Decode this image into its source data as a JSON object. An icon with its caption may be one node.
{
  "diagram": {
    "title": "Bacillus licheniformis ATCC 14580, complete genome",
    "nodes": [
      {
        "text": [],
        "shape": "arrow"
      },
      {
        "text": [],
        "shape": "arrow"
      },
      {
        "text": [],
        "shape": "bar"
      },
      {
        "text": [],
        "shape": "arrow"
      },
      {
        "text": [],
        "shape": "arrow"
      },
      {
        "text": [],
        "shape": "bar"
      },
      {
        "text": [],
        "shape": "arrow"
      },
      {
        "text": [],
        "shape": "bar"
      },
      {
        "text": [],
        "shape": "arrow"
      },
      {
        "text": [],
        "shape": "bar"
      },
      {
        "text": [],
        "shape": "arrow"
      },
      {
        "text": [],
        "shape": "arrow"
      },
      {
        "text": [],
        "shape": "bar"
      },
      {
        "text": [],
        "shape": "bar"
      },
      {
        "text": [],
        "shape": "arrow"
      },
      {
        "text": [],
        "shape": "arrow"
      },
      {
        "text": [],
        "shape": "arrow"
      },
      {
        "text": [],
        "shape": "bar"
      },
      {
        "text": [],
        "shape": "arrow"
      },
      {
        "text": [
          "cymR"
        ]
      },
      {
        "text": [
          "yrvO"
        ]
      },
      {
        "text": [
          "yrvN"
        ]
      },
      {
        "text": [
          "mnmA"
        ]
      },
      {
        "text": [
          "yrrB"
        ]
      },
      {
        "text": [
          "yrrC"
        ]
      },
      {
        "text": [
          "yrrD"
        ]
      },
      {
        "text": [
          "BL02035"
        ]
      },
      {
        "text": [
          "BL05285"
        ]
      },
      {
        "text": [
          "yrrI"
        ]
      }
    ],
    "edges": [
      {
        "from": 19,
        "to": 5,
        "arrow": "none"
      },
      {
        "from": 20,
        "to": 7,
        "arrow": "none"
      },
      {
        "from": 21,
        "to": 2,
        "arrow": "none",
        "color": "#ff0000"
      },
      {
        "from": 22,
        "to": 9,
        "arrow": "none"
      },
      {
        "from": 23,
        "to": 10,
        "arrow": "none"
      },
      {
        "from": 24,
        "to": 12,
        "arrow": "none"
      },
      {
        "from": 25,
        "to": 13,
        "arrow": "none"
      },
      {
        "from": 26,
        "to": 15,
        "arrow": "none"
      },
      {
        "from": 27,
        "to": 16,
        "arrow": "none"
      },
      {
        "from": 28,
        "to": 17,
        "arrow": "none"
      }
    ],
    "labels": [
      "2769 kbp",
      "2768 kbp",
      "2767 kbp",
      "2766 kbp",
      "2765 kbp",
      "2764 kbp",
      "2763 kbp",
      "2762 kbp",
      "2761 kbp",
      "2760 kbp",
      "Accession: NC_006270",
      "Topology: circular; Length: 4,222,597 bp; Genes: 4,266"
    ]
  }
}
-=-=-=-=-
**Exercise instructions**
Looking through the records, copy out every line in which the word "from" is found.

**Answer for the task**
        "from": 19,
        "from": 20,
        "from": 21,
        "from": 22,
        "from": 23,
        "from": 24,
        "from": 25,
        "from": 26,
        "from": 27,
        "from": 28,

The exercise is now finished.